What to do :: Tally the lines that hold the string "Activer", and reply with the count alone.

start Source records

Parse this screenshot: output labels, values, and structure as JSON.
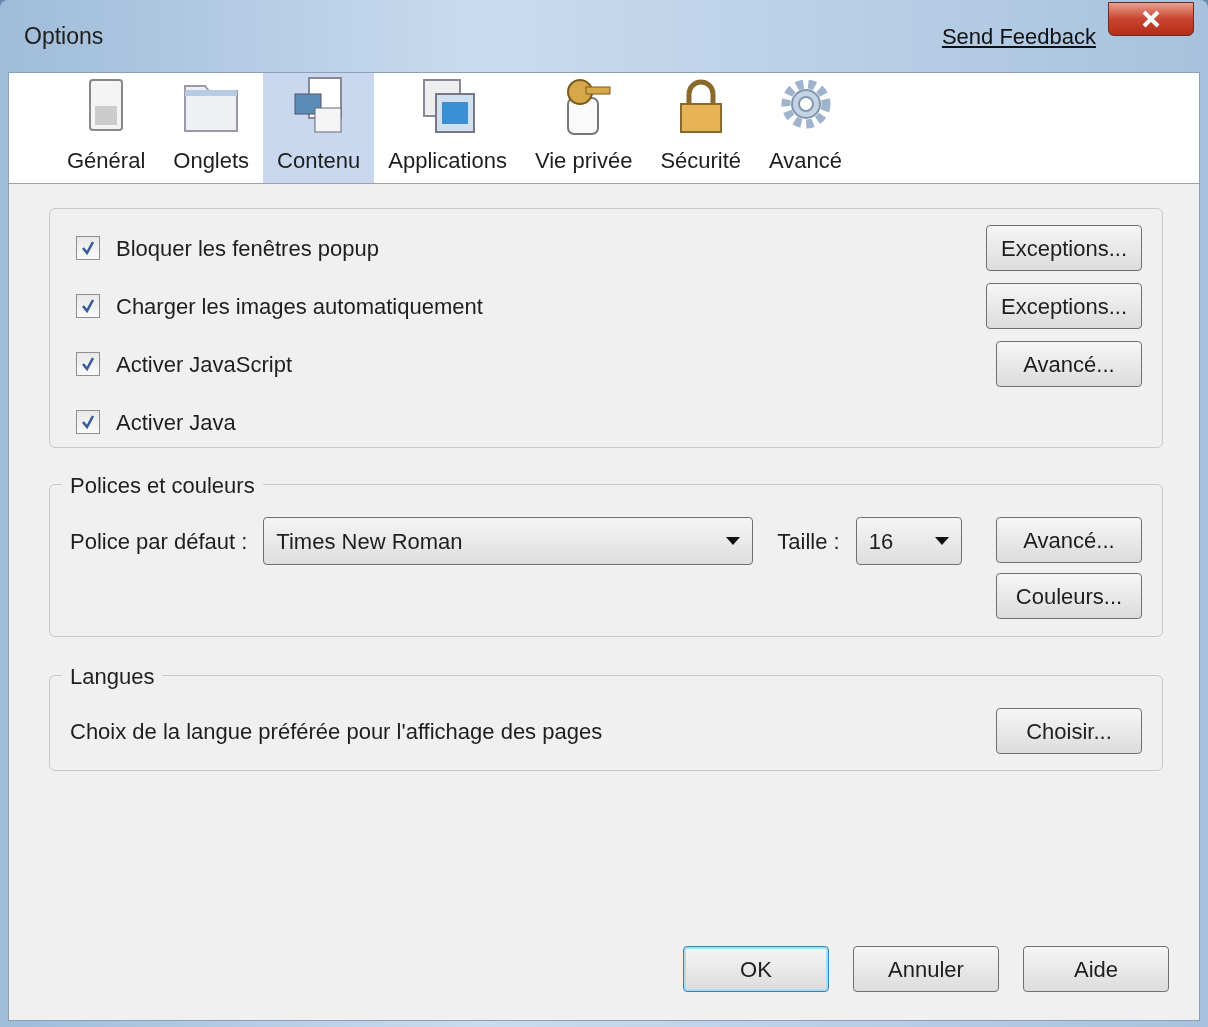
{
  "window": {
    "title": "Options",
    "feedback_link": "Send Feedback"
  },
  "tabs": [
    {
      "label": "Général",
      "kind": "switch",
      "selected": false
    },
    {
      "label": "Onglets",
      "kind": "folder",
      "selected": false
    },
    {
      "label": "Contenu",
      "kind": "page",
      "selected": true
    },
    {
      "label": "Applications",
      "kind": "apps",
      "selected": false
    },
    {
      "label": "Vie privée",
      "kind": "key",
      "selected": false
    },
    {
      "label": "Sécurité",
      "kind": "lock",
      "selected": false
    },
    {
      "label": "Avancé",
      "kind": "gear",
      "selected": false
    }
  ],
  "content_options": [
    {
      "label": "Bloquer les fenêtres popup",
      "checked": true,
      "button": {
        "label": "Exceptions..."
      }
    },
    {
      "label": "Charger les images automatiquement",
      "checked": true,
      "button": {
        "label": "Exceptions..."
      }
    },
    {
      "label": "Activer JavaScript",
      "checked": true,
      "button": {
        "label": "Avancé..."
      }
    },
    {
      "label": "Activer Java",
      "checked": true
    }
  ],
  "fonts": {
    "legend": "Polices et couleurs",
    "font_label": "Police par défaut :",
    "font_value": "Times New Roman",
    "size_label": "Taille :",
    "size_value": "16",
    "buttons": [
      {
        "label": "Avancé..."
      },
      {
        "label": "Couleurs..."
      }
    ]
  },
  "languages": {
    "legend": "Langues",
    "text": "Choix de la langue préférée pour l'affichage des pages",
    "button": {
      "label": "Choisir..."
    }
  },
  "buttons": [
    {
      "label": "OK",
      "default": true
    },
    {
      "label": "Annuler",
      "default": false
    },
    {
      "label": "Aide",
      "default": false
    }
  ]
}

end Source records
start Source records

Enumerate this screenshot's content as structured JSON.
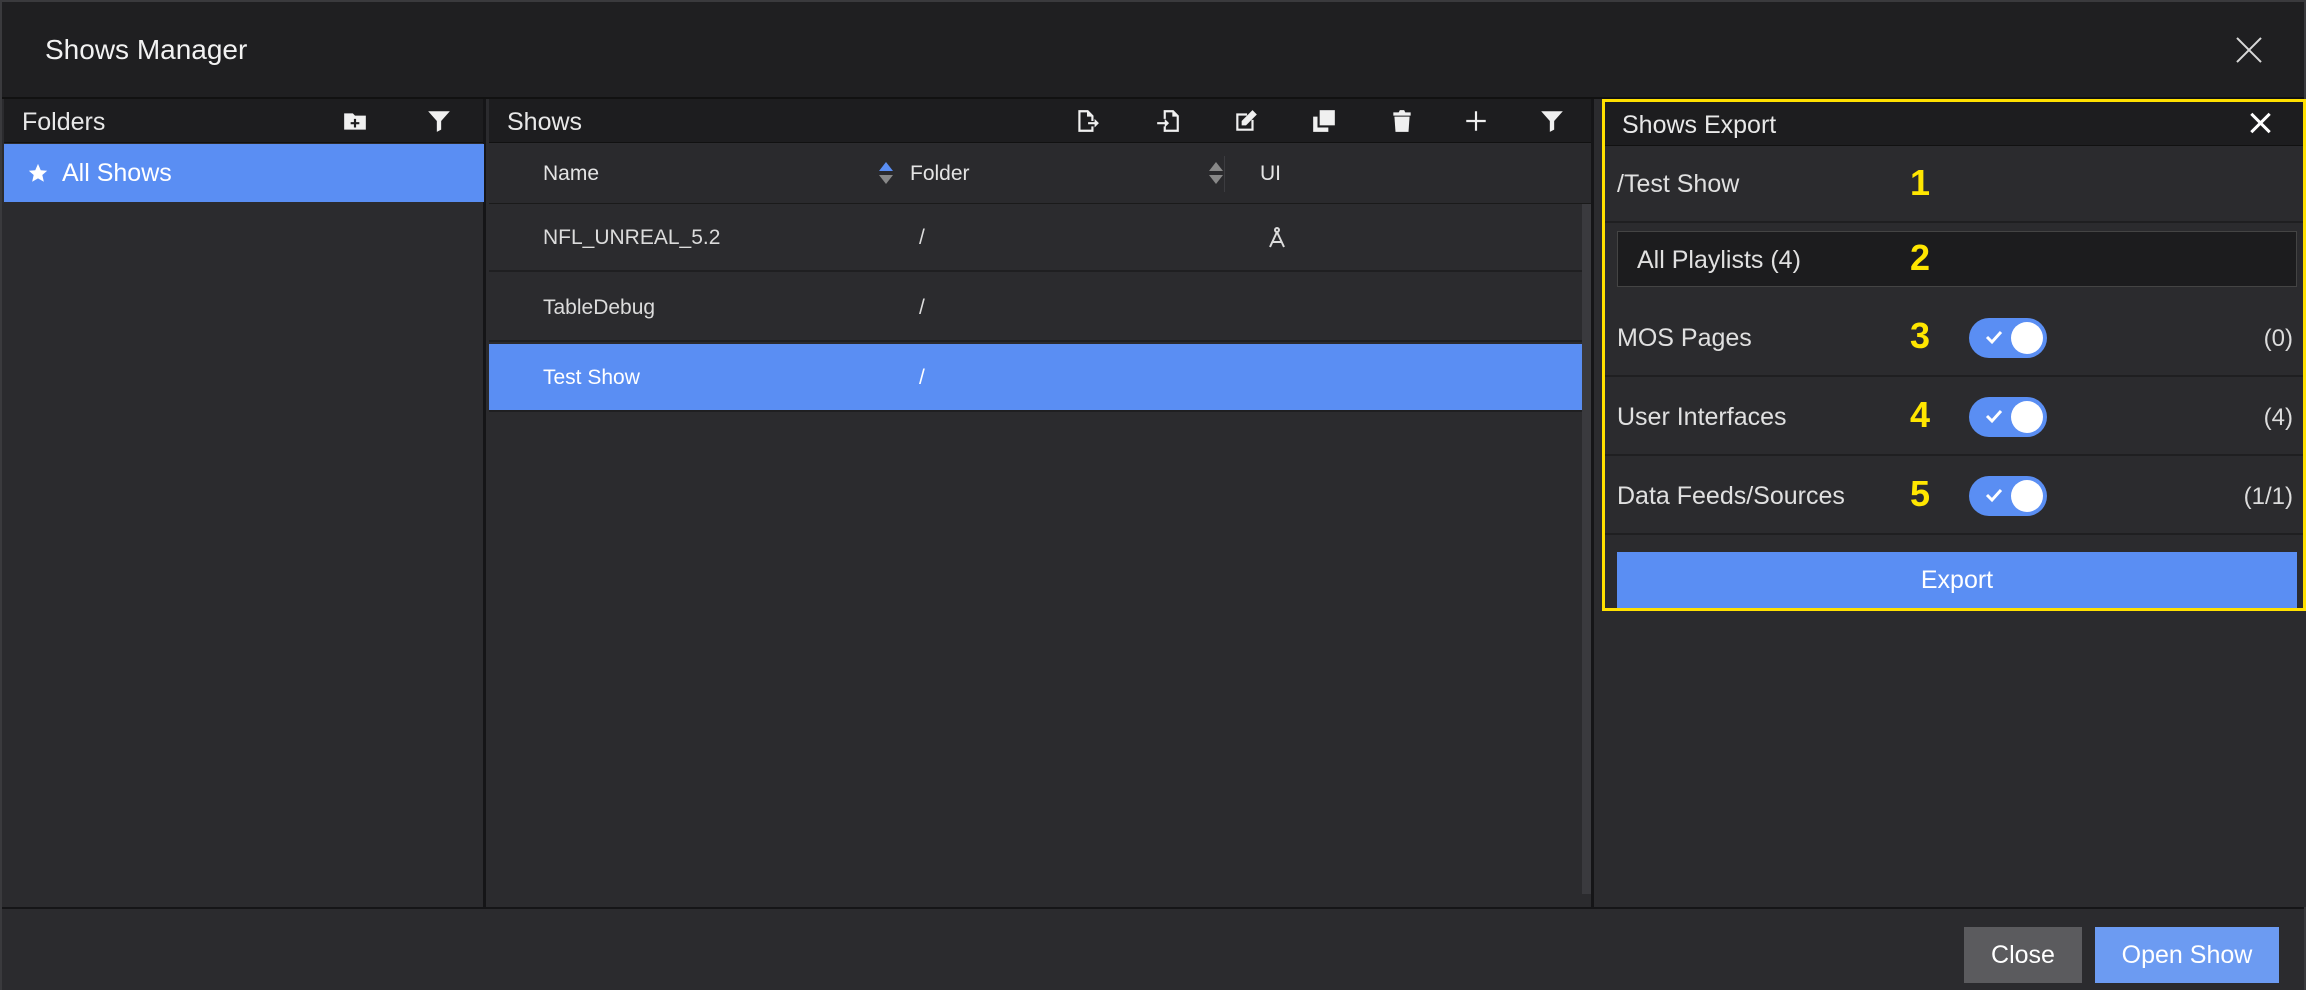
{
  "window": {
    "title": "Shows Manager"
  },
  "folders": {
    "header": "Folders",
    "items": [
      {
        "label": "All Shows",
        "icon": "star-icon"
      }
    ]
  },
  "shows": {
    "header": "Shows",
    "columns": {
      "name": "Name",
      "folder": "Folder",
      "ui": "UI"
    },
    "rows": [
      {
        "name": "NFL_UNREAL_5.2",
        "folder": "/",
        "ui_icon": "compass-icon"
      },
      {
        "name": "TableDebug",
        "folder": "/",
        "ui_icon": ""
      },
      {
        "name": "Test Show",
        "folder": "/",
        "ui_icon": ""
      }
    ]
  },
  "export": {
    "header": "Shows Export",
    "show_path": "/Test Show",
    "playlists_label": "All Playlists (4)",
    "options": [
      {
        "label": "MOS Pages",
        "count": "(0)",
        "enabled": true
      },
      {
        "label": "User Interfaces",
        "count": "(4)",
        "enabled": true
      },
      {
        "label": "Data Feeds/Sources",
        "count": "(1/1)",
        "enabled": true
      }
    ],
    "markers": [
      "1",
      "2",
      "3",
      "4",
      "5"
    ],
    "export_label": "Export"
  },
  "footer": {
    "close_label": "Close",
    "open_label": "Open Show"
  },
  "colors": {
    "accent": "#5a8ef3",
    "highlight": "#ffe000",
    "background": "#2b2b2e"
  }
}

end Source records

Exercise response :: 2